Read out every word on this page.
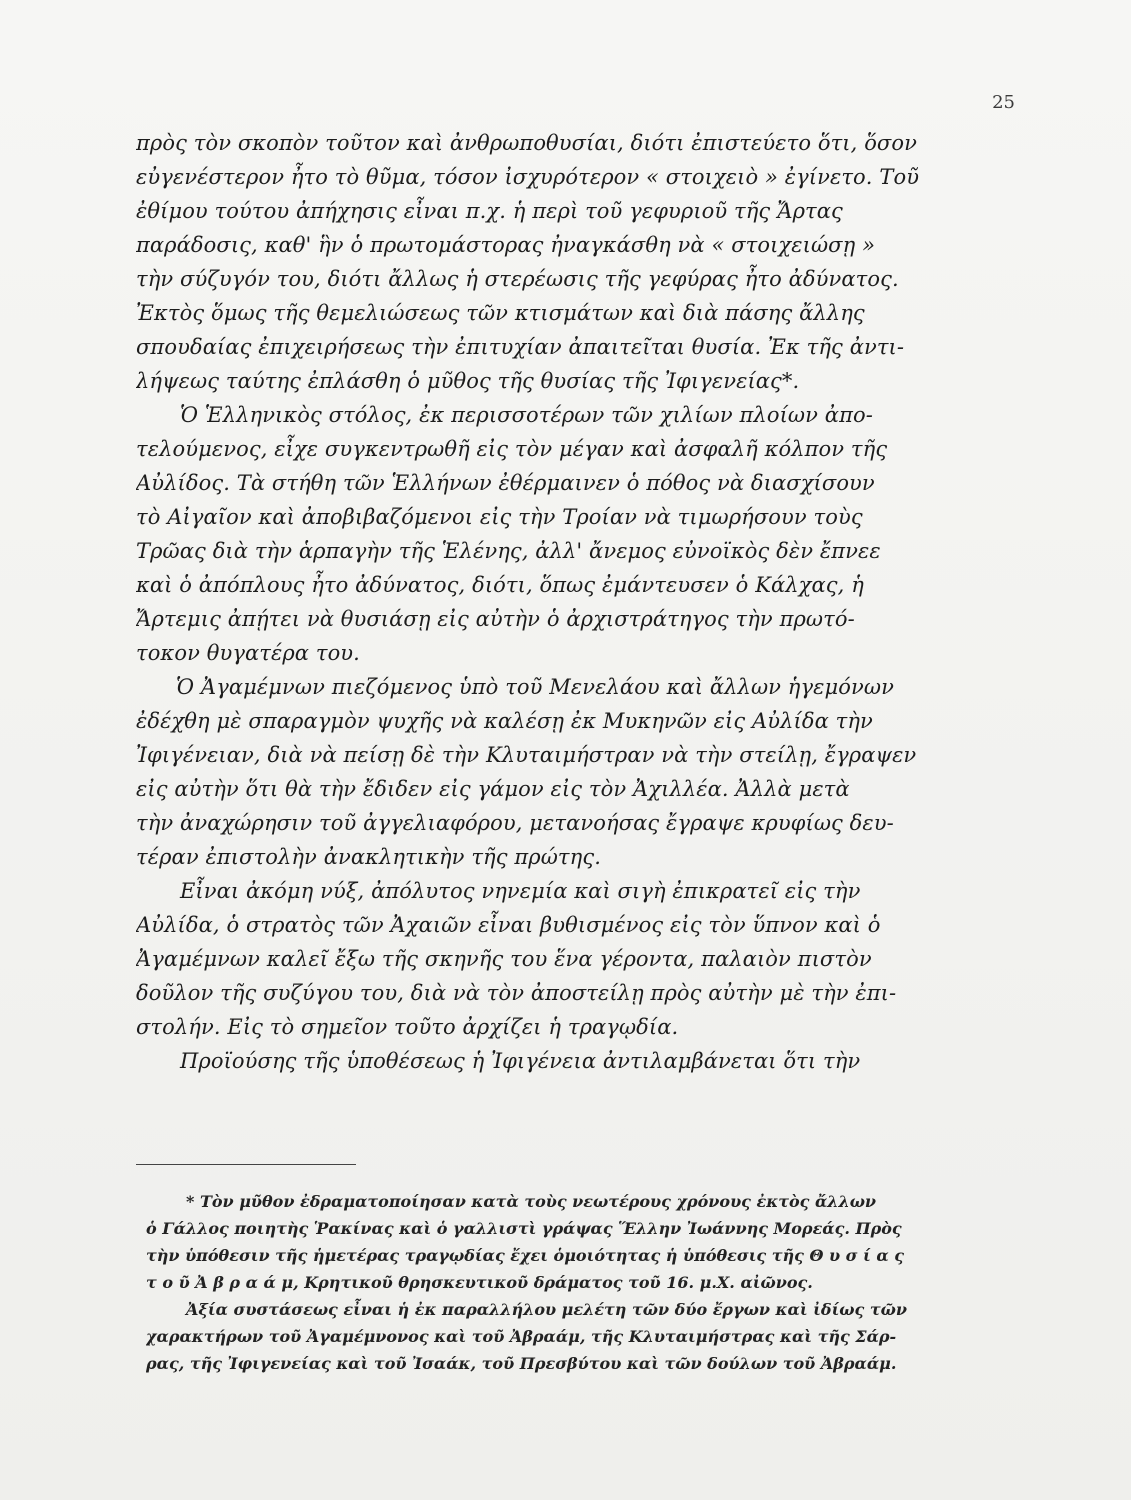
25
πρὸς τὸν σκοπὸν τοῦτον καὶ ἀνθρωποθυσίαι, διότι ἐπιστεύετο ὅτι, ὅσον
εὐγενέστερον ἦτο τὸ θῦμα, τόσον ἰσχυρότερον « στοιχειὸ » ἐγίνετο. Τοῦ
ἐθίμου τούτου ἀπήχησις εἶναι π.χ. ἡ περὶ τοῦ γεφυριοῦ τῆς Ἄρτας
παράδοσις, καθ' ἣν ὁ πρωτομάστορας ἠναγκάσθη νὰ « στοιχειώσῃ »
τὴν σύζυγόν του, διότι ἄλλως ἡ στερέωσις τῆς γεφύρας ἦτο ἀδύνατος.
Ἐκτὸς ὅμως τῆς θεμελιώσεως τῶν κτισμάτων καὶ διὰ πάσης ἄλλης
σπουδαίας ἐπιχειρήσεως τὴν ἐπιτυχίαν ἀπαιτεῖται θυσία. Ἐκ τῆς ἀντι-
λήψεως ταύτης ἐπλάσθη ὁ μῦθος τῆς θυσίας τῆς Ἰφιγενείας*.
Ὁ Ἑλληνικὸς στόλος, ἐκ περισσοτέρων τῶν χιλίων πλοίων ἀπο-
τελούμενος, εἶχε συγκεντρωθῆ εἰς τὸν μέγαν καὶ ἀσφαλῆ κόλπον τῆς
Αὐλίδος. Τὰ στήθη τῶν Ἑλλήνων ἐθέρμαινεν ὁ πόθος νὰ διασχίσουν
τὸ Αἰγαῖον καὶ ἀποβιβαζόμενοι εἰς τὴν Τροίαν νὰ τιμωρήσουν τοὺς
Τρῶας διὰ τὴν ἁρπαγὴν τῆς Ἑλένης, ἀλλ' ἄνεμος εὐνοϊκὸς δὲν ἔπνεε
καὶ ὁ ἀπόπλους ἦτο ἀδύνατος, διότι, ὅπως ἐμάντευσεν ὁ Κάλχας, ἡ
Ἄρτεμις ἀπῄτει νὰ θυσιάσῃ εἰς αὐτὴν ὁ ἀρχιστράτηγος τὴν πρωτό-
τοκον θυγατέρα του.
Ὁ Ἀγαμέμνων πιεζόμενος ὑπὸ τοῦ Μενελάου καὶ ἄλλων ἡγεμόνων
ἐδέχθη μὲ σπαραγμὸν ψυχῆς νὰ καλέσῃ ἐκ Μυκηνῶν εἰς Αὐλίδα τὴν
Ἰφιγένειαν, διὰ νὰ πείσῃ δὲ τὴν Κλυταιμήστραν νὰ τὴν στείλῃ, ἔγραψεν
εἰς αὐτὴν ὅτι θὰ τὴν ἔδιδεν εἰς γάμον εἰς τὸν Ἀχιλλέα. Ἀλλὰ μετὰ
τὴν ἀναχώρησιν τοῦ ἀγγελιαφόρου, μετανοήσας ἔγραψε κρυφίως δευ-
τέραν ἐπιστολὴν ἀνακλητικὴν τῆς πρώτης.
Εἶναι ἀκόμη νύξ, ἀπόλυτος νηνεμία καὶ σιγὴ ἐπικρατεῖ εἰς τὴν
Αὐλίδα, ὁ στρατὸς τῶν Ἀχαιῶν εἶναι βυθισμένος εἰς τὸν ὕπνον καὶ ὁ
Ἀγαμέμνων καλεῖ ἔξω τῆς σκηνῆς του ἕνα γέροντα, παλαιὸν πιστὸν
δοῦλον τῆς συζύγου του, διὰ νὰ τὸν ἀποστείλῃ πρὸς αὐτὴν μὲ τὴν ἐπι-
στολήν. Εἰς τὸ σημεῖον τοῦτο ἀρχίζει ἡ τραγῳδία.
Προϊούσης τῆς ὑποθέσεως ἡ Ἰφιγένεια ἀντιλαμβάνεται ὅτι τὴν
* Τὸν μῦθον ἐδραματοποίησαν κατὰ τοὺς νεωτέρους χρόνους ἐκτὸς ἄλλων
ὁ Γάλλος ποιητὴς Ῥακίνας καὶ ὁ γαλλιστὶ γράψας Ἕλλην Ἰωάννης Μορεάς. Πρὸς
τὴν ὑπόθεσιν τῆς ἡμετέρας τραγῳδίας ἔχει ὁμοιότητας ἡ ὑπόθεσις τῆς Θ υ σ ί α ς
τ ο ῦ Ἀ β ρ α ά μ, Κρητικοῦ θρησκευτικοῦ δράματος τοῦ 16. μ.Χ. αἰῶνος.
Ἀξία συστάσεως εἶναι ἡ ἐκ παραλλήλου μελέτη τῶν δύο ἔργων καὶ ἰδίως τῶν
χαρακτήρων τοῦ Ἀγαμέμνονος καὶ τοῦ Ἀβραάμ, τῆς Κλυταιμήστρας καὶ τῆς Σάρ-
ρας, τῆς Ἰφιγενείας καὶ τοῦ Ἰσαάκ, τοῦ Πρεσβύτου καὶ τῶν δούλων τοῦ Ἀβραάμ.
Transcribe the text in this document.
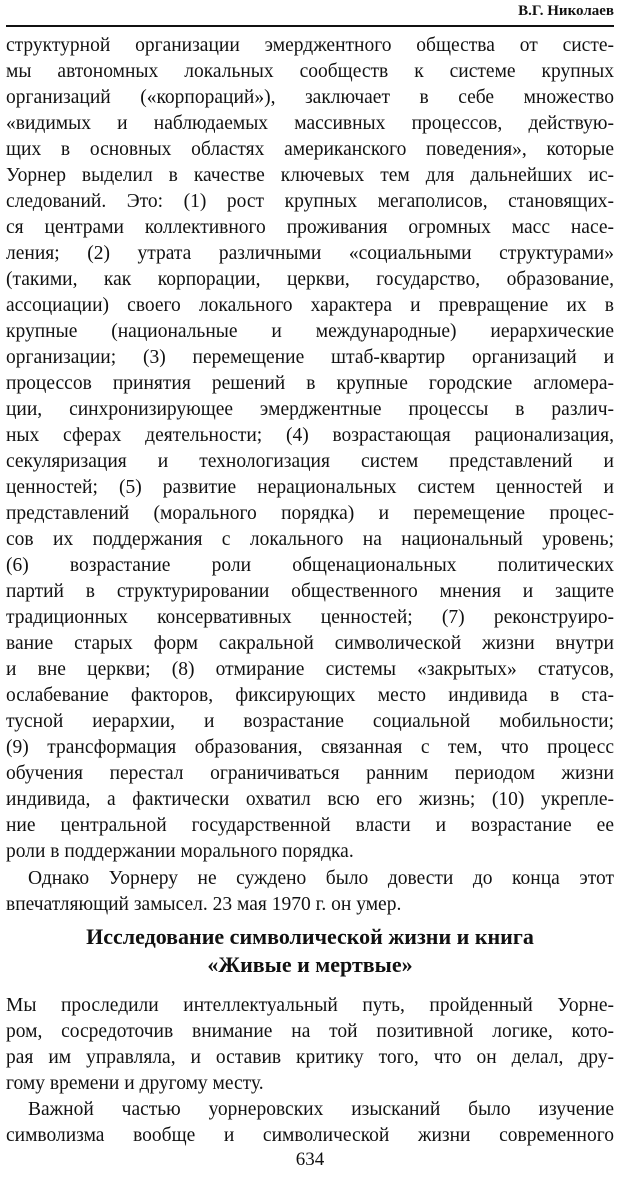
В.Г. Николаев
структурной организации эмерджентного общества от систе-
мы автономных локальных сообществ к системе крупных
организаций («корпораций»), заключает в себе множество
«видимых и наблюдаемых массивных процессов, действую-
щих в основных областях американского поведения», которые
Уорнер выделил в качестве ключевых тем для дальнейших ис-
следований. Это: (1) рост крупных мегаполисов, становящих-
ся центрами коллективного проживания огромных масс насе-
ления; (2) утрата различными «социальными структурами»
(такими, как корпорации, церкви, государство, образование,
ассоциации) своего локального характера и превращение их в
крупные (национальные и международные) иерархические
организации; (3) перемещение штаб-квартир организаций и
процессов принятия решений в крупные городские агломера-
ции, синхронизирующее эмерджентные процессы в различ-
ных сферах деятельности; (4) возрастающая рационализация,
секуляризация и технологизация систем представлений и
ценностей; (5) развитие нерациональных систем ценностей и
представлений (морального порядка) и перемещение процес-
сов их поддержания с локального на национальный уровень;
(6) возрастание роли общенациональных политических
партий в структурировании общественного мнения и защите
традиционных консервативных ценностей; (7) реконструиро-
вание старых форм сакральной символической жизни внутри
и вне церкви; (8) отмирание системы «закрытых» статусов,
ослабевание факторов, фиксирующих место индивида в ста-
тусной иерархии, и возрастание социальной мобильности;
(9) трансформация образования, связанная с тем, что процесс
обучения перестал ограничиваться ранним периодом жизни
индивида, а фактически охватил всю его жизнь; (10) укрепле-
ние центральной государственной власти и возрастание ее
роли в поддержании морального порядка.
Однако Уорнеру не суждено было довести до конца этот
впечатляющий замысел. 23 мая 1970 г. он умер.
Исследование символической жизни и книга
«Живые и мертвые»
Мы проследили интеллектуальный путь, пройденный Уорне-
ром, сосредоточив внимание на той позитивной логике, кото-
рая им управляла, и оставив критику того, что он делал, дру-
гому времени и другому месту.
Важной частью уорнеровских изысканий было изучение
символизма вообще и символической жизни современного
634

....

**THE TASK:** Pull every line containing "this" out of the records.

**CORRECT OUTPUT:**
Read out every word on this page.
Transcribe the text in this document.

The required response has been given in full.